## Exercise task
Look through the data below. Show each line where the string "수정하세요" occurs.
--------
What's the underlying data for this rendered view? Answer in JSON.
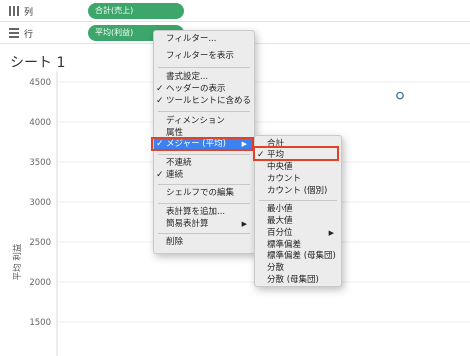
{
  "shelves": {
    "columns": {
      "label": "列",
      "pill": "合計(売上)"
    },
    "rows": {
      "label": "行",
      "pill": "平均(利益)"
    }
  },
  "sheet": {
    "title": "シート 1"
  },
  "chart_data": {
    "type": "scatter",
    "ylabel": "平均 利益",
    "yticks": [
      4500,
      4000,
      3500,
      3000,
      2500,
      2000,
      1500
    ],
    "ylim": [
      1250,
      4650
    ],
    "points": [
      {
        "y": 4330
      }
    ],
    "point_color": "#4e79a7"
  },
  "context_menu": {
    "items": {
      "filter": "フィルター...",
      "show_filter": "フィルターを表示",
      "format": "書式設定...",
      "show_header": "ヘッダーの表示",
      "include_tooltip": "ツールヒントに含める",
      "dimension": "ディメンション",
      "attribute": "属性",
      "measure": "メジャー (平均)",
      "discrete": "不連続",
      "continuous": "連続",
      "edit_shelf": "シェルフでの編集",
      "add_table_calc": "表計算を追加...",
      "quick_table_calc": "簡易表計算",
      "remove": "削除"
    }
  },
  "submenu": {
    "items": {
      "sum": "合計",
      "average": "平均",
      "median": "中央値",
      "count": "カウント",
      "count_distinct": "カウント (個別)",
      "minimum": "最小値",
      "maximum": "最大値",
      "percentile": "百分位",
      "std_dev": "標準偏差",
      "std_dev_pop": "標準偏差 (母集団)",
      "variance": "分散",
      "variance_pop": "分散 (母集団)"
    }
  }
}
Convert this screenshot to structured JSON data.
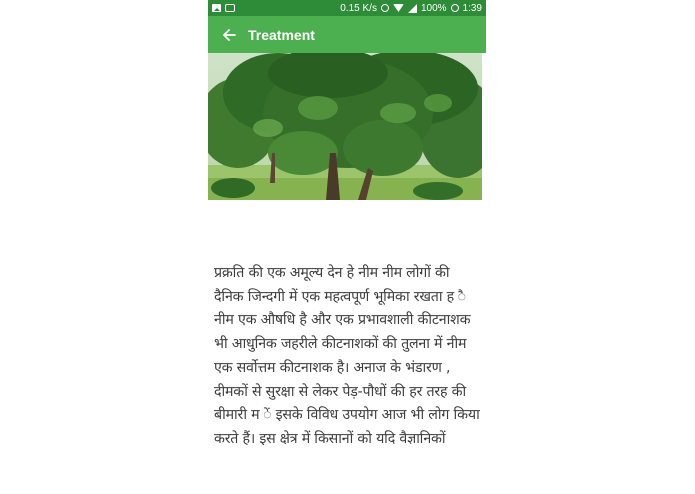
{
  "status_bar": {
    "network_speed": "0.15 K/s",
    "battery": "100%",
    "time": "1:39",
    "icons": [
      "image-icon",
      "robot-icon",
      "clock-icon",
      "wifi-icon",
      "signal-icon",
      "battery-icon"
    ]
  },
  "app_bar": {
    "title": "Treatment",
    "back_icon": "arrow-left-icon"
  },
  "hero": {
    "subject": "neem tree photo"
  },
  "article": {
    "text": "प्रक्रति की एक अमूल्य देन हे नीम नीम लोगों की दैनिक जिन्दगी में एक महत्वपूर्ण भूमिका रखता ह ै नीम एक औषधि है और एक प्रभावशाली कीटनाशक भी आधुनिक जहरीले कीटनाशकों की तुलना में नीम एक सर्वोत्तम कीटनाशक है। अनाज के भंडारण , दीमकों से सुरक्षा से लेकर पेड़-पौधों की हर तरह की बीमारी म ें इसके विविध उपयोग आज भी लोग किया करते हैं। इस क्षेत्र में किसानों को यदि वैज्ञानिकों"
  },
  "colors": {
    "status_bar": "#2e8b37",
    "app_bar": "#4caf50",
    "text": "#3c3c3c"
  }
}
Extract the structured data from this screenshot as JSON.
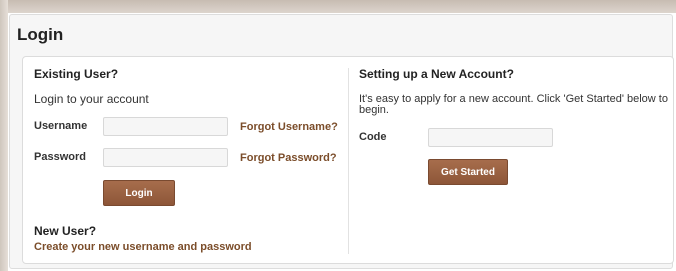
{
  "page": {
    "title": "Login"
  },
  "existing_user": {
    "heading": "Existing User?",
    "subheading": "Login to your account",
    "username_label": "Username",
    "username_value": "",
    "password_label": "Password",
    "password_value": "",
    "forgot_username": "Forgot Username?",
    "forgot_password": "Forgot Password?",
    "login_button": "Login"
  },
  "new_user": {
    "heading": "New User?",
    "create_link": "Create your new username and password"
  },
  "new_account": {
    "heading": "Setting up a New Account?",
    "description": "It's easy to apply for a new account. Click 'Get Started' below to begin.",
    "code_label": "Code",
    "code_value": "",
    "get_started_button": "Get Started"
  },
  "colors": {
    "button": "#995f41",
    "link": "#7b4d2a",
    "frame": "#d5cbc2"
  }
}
--------
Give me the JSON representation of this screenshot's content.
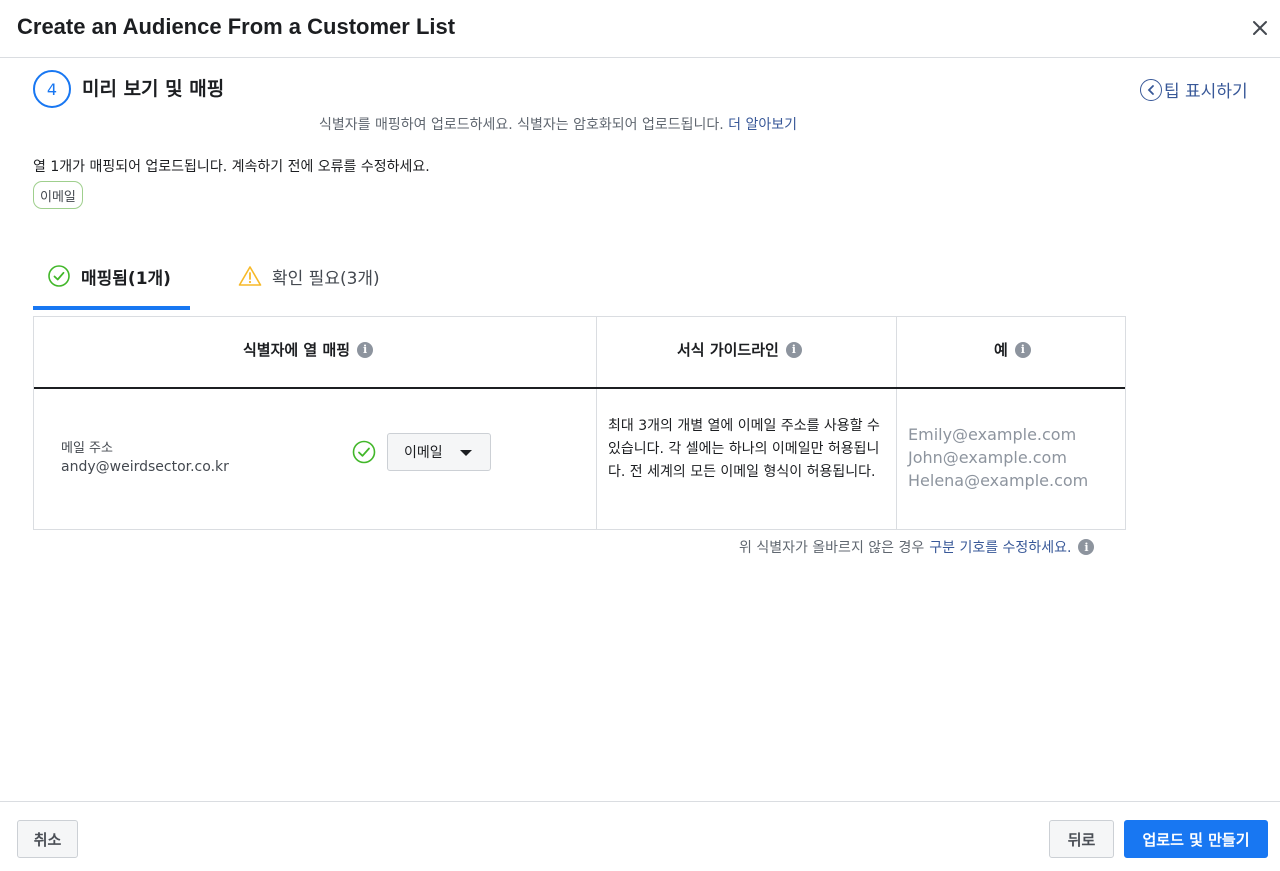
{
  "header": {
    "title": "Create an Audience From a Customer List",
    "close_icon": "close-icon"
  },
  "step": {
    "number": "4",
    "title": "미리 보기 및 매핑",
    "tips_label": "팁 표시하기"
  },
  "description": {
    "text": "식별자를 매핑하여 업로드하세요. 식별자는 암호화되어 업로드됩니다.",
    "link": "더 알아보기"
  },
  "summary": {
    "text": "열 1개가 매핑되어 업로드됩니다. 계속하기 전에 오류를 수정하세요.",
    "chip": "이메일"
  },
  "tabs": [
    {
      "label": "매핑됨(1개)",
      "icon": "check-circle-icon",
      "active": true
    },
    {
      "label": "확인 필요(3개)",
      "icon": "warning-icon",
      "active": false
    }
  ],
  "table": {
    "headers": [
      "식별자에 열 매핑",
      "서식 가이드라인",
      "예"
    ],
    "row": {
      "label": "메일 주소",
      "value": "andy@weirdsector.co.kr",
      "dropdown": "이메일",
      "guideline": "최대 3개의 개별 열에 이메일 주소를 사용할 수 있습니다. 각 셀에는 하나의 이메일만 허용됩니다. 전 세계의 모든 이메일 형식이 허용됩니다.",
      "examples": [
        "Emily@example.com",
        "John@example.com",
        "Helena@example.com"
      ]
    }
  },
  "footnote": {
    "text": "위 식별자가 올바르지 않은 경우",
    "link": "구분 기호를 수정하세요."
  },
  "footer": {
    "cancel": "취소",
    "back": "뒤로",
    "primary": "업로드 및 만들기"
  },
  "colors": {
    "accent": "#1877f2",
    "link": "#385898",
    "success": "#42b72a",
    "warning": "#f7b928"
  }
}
--------
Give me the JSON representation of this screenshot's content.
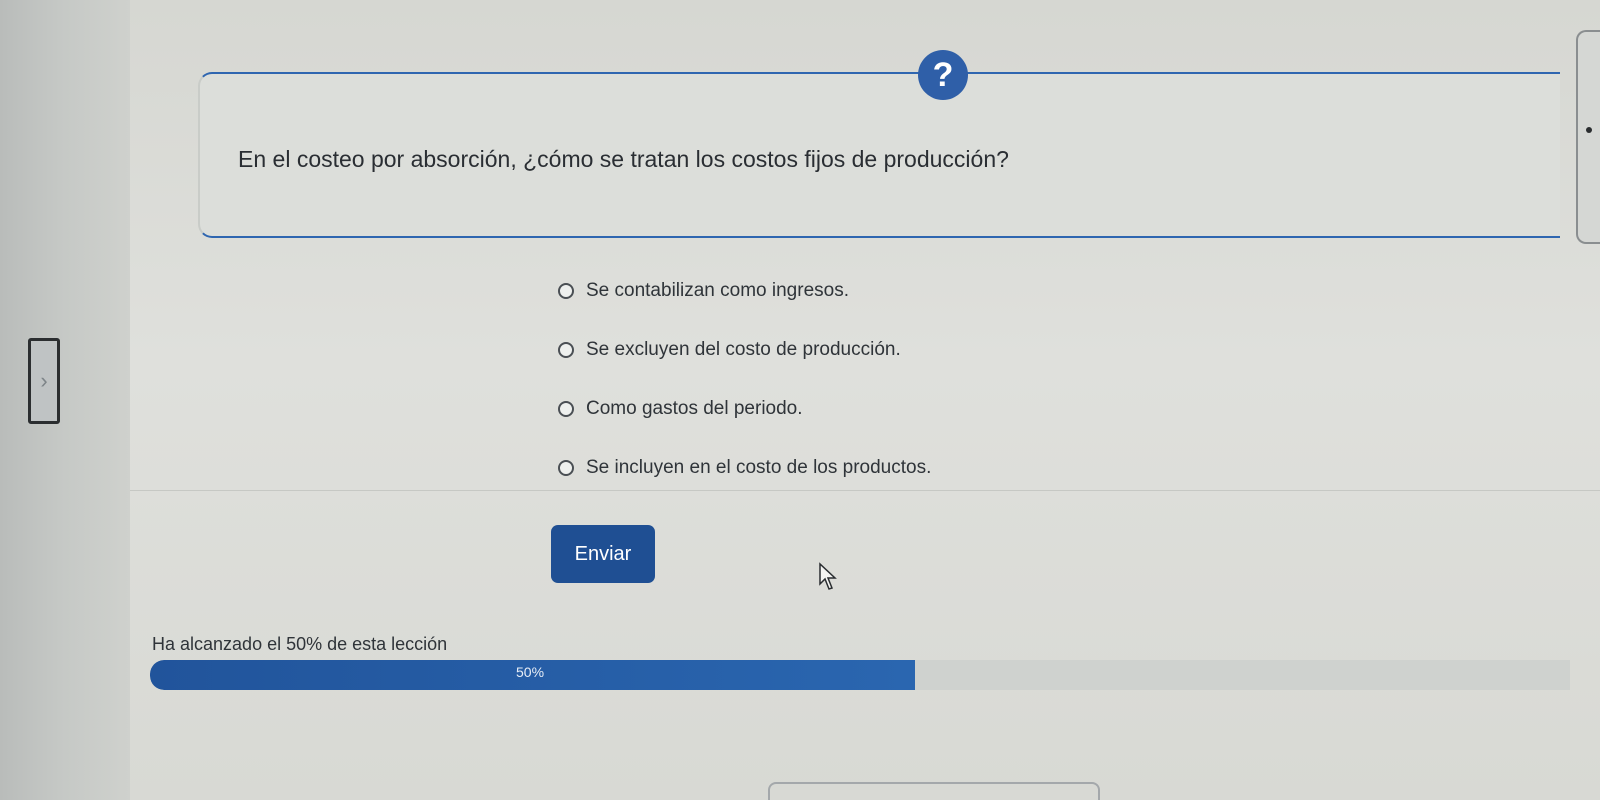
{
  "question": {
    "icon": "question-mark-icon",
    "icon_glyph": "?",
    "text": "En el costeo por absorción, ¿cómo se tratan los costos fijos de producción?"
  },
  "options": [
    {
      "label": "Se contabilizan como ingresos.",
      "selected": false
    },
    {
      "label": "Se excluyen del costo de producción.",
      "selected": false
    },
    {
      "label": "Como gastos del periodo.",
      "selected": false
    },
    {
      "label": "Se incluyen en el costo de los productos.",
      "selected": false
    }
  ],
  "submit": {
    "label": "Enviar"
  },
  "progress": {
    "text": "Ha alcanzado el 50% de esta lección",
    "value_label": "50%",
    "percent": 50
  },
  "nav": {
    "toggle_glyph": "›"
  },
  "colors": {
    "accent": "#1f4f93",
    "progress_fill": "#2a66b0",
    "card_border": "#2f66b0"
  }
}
--------
## Solution below
    "text": "열 1개가 매핑되어 업로드됩니다. 계속하기 전에 오류를 수정하세요.",
    "link": "구분 기호를 수정하세요."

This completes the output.